** start of Data rows **

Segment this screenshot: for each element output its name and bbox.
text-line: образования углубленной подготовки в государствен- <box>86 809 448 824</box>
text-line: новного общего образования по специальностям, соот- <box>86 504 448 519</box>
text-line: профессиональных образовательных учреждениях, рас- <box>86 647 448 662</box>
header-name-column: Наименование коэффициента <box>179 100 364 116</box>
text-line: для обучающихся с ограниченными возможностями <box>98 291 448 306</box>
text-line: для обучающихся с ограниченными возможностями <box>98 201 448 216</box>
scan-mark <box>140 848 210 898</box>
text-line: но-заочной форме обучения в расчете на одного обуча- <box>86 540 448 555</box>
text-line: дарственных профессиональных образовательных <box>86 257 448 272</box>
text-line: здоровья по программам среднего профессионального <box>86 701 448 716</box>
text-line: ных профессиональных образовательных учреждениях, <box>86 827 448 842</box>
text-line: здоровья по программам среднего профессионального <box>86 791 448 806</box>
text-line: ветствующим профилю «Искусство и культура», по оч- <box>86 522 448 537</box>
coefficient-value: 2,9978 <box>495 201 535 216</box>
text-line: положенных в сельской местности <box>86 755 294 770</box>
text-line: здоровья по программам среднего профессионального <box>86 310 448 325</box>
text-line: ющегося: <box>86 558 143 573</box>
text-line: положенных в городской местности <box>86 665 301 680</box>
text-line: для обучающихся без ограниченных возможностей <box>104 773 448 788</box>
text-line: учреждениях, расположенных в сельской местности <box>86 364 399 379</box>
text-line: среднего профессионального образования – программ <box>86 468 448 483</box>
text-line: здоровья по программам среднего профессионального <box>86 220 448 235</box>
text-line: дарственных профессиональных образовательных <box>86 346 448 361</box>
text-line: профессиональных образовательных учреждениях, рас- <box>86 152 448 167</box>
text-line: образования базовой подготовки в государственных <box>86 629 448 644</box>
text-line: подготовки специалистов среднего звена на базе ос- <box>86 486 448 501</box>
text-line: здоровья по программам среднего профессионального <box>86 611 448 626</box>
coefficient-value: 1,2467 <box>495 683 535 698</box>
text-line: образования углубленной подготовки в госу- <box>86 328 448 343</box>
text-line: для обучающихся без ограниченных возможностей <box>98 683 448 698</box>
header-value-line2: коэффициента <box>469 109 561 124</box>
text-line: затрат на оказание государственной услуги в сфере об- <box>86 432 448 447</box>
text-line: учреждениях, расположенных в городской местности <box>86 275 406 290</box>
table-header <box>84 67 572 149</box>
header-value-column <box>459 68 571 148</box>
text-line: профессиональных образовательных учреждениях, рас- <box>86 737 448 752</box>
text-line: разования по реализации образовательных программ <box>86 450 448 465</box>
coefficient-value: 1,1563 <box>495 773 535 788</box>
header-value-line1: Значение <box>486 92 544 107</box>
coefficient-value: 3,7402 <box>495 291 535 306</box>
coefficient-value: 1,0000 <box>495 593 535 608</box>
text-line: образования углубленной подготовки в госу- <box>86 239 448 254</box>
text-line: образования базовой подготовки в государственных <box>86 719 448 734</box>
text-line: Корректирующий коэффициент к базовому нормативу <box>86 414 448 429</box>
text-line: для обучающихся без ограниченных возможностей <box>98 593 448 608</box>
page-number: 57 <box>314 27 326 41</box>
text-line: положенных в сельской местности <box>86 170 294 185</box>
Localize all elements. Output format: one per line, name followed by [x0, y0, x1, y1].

** end of Data rows **
** start of Data rows **

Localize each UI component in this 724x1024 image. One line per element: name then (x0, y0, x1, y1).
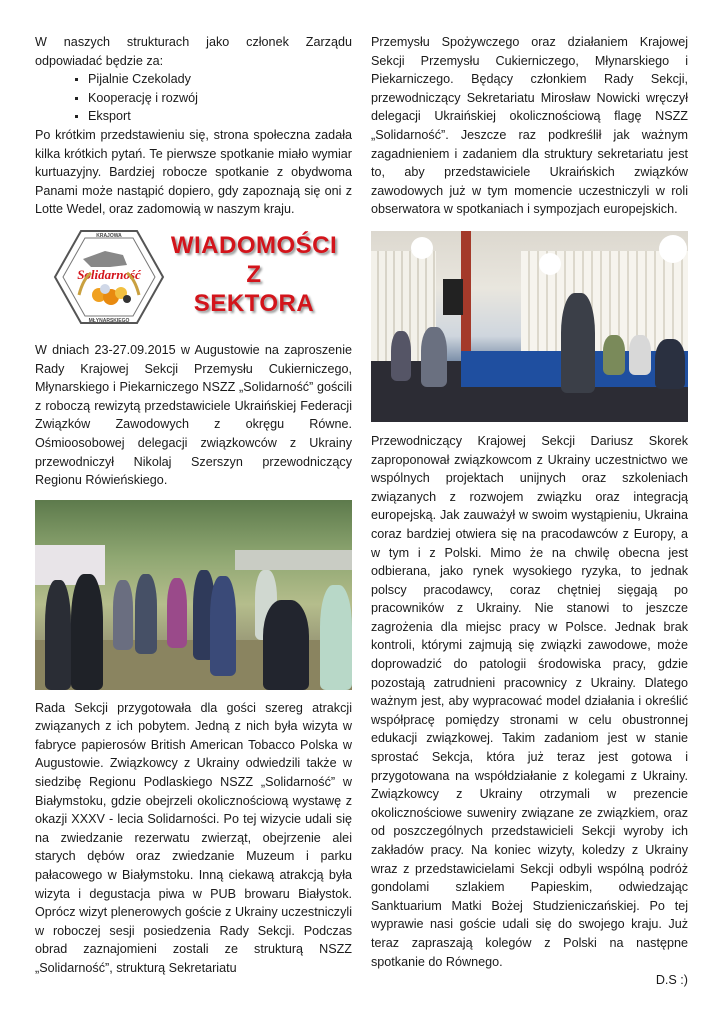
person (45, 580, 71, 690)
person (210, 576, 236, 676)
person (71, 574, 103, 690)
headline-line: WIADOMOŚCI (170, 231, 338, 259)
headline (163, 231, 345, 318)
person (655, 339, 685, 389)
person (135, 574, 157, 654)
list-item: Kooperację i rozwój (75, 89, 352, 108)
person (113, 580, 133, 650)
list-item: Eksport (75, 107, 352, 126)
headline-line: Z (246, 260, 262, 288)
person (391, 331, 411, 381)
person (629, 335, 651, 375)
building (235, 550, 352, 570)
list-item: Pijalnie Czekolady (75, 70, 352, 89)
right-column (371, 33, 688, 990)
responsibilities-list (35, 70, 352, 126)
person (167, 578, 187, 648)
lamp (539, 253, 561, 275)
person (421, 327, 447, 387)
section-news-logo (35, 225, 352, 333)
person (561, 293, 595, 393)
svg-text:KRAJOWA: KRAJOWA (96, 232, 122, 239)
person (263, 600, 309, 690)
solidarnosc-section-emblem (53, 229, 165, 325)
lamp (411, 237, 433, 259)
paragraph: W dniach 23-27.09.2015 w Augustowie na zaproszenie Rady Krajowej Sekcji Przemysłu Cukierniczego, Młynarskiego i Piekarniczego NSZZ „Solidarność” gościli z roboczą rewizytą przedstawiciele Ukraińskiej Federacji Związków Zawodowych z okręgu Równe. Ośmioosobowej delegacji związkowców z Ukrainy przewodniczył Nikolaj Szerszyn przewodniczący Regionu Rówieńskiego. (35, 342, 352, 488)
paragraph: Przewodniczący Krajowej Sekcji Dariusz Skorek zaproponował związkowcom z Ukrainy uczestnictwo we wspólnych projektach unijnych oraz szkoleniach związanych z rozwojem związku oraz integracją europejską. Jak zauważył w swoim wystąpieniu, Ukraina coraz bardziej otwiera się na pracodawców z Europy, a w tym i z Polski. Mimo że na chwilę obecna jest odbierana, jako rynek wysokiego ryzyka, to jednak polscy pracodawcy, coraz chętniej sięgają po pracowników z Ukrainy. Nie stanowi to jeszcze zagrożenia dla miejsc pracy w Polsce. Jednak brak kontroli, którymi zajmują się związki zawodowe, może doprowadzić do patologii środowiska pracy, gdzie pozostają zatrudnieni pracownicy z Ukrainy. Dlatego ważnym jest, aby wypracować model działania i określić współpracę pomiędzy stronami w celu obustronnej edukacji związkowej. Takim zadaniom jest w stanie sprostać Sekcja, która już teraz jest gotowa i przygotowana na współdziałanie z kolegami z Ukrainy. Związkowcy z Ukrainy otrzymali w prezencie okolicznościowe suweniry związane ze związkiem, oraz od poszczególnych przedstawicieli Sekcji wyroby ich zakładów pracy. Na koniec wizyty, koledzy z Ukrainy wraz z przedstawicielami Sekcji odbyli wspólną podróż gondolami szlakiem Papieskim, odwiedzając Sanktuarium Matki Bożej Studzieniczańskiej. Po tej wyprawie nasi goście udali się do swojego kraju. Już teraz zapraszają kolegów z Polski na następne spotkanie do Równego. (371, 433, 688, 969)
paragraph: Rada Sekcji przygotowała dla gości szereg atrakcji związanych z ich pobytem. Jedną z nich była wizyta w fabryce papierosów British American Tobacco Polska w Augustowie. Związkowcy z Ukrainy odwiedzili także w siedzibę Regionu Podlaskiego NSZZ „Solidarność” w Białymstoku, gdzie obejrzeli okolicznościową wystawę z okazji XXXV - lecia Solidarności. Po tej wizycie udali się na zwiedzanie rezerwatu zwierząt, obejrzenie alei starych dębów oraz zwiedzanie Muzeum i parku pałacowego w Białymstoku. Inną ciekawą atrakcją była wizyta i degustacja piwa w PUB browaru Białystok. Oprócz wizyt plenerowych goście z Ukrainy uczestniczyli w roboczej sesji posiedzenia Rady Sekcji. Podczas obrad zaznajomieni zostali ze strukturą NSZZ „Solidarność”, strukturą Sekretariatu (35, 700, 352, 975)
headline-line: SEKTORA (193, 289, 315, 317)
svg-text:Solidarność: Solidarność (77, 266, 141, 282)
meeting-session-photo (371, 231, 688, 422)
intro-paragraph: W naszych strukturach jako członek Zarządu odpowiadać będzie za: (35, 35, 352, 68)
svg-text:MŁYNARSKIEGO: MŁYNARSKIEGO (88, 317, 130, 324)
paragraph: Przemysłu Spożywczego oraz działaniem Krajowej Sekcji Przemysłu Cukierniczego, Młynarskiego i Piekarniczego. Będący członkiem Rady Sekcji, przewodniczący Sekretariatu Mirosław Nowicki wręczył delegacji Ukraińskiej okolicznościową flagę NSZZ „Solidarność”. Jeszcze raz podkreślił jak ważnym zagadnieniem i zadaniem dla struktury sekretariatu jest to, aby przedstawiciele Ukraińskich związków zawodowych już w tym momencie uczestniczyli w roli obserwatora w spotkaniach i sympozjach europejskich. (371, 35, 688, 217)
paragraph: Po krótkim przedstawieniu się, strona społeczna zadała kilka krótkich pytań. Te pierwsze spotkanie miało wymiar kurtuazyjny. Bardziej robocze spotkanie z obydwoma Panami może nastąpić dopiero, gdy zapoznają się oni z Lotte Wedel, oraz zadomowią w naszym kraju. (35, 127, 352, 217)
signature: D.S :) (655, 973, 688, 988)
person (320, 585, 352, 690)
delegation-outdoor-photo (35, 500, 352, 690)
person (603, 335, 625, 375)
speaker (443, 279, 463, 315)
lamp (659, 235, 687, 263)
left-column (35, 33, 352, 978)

** end of Data rows **

> [Written instruction] Return, unchanged, every line of the items from the one containing "Segment this screenshot: for" down to the one containing "647 448 662</box>", with both of those lines included.

> [Solution to the exercise]
Segment this screenshot: for each element output its name and bbox.
text-line: образования углубленной подготовки в государствен- <box>86 809 448 824</box>
text-line: новного общего образования по специальностям, соот- <box>86 504 448 519</box>
text-line: профессиональных образовательных учреждениях, рас- <box>86 647 448 662</box>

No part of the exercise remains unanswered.